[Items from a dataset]
□ □ □ □
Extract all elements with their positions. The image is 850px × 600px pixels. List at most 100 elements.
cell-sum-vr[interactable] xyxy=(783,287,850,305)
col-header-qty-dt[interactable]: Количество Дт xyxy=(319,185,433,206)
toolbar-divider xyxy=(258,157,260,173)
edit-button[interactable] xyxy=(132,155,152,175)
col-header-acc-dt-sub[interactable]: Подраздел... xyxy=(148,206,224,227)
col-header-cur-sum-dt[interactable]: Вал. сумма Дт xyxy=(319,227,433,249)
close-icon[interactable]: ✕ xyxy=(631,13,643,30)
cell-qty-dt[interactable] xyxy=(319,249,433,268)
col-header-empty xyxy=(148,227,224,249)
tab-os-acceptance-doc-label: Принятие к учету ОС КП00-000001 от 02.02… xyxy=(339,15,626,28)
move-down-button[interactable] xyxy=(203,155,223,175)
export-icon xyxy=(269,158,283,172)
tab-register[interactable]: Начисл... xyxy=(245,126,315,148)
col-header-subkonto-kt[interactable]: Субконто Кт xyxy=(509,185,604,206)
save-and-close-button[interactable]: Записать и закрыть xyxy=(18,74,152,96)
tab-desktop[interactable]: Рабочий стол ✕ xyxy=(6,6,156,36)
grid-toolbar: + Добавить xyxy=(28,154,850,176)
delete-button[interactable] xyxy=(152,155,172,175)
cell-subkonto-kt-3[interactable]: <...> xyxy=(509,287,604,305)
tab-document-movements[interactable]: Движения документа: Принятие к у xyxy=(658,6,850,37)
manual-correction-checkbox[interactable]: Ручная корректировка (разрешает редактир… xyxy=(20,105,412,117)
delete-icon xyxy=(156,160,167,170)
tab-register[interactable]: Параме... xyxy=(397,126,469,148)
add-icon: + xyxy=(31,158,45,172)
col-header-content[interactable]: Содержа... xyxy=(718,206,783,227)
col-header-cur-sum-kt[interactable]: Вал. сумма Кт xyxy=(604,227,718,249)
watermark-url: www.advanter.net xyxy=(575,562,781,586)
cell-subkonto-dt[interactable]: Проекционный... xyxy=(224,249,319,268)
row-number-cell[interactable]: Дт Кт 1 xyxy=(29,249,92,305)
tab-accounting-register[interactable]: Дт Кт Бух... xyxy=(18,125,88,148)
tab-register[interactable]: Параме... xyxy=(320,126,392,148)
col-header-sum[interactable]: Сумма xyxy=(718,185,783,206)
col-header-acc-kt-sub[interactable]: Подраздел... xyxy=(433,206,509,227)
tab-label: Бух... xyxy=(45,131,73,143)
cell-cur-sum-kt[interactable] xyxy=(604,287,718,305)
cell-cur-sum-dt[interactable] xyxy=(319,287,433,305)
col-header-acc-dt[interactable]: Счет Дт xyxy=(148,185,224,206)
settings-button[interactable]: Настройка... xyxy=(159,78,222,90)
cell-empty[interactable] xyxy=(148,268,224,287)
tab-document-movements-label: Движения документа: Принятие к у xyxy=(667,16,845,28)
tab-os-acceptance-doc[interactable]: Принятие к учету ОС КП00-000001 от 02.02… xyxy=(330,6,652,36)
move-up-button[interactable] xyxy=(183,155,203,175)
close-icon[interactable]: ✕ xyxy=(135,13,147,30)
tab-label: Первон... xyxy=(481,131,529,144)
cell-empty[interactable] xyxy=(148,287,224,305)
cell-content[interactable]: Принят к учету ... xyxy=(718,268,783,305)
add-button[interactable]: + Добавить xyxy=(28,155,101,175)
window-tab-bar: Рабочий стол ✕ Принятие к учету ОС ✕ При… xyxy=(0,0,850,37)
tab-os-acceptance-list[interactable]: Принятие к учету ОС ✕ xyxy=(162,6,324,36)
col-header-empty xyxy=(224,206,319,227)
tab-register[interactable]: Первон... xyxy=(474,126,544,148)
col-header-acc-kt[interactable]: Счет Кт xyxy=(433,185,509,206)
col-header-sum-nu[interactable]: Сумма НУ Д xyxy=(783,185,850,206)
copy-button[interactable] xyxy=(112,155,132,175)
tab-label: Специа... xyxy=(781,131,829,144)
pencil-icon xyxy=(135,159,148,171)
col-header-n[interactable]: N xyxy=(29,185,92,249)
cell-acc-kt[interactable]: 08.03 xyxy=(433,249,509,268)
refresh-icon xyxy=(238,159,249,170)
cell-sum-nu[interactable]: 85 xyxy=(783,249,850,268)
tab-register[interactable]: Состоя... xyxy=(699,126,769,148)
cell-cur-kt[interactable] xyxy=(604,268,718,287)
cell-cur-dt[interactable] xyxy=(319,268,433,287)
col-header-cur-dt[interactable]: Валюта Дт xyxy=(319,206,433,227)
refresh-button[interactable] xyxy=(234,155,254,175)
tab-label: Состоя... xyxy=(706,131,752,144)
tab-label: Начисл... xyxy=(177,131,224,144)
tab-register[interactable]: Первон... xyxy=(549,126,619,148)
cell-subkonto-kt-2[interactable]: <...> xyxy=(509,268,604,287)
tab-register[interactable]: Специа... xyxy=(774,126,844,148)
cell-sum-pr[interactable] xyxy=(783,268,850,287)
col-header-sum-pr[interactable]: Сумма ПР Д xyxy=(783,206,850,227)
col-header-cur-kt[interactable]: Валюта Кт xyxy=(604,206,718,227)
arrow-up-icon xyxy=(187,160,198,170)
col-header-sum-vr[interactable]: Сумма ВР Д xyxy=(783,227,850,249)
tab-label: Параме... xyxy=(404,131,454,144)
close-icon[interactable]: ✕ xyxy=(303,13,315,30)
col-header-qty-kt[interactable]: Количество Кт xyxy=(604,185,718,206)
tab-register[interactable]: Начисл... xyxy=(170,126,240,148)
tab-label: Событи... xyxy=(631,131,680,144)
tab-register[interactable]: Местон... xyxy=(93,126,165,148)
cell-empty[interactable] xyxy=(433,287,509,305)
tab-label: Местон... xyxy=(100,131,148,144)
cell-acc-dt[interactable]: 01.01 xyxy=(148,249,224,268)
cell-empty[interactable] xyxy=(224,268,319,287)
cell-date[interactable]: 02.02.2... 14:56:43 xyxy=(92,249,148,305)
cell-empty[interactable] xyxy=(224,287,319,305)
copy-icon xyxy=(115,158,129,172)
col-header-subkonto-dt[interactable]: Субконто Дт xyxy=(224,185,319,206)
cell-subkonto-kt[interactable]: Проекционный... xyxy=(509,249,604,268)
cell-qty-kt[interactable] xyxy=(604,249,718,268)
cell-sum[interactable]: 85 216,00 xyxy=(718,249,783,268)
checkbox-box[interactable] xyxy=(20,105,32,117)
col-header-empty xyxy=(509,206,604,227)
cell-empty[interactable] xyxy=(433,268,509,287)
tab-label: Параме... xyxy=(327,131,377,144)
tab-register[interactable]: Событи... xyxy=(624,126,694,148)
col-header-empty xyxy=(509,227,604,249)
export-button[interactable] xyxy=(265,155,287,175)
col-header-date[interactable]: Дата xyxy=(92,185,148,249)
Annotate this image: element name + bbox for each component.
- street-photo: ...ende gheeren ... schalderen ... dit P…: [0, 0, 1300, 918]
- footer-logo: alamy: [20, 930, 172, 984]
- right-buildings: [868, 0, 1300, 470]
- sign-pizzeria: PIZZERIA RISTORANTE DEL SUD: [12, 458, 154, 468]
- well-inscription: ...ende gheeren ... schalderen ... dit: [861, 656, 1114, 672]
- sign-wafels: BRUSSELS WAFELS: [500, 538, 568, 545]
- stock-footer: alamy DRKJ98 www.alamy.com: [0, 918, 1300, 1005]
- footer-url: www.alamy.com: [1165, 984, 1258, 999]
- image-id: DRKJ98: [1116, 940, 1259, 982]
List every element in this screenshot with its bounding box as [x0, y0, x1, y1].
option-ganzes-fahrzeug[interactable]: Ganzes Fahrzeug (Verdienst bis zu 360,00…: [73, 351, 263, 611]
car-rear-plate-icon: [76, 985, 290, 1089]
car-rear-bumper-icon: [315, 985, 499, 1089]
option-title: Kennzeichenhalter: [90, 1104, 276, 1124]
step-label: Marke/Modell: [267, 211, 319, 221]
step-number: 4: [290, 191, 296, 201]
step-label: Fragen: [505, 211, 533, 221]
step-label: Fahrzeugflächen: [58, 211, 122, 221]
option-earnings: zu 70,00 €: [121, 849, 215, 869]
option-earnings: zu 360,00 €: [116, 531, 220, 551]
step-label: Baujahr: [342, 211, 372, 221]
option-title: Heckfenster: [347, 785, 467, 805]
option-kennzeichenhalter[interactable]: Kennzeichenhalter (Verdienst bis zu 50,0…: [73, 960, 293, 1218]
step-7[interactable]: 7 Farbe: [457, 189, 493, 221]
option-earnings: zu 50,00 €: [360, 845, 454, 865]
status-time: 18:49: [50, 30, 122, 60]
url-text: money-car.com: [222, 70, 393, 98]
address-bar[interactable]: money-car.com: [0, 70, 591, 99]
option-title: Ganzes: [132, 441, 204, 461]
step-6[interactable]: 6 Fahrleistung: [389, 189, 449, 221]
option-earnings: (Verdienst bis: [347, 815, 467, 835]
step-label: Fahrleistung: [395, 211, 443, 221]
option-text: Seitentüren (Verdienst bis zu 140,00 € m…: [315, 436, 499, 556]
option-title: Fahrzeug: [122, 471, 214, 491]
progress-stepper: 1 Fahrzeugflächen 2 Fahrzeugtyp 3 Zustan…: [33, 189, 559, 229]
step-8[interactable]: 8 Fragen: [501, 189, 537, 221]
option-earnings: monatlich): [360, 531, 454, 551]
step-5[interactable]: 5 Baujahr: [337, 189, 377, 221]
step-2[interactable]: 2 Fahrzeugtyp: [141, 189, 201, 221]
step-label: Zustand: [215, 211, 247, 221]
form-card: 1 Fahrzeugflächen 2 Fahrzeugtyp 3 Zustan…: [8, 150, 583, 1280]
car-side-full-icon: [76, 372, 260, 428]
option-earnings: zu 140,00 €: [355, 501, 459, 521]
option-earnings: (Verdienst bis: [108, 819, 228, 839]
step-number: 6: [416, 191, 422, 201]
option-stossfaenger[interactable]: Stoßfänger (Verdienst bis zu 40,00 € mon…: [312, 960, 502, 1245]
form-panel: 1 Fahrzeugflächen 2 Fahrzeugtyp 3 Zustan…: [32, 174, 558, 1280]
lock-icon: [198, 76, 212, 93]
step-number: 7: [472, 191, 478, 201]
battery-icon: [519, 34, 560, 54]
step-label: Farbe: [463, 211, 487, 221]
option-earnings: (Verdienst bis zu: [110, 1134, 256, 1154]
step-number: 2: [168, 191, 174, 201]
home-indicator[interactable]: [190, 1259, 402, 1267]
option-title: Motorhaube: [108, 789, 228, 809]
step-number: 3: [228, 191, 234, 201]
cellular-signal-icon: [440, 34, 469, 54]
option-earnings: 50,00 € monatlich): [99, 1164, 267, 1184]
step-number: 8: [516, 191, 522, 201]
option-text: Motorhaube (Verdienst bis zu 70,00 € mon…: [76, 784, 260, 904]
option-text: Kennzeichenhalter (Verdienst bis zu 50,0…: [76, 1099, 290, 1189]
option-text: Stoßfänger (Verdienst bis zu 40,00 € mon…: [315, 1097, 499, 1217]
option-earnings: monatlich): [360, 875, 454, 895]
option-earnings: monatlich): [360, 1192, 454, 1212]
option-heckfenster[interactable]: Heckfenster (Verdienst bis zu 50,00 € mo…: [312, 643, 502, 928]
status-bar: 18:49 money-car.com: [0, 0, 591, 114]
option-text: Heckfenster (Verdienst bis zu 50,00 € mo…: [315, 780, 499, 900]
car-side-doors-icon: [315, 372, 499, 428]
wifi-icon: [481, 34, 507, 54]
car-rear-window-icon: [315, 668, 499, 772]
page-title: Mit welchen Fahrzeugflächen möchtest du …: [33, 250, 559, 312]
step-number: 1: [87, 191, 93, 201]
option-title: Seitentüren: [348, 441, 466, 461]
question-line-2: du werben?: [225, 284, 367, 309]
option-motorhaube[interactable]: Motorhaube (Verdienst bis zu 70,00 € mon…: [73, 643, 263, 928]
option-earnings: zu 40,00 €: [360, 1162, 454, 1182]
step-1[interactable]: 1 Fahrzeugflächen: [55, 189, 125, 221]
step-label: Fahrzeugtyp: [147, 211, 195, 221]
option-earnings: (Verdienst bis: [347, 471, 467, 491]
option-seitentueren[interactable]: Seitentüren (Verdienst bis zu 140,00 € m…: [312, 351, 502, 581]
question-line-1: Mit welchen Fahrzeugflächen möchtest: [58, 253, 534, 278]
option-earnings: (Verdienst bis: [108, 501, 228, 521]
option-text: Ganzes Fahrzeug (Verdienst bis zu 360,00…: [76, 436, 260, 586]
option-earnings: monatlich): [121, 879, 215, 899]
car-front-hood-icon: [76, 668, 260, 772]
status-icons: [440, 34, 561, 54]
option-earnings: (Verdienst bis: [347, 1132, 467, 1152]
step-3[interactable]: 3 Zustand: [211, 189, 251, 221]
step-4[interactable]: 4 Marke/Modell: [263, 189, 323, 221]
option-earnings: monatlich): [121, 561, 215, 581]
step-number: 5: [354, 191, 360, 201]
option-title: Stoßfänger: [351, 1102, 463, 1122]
□ □ □ □
Starting at the first line of the records and ending at the line that contains "edit-button[interactable] xyxy=(132,155,152,175)", write those lines out again with "toolbar-divider" replaced by "toolbar-separator". Leave everything else in them unchanged.

_Response to the exercise_
Extract all elements with their positions. The image is 850px × 600px pixels. List at most 100 elements.
cell-sum-vr[interactable] xyxy=(783,287,850,305)
col-header-qty-dt[interactable]: Количество Дт xyxy=(319,185,433,206)
toolbar-separator xyxy=(258,157,260,173)
edit-button[interactable] xyxy=(132,155,152,175)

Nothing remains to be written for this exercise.